►

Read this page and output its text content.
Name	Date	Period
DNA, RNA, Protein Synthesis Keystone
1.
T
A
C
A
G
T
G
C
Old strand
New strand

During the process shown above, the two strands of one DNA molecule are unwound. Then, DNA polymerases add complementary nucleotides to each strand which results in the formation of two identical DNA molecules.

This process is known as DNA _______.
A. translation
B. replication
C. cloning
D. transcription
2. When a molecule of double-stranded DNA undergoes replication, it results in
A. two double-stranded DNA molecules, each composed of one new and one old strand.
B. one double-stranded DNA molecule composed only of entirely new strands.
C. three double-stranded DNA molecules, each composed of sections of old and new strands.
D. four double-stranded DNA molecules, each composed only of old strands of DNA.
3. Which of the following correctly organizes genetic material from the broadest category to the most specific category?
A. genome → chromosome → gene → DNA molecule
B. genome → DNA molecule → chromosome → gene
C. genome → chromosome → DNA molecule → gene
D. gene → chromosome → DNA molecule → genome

◄

# EXERCISE
An answer is complete only when it holds every line above containing the string "results".

# TASK OUTPUT
During the process shown above, the two strands of one DNA molecule are unwound. Then, DNA polymerases add complementary nucleotides to each strand which results in the formation of two identical DNA molecules.
2. When a molecule of double-stranded DNA undergoes replication, it results in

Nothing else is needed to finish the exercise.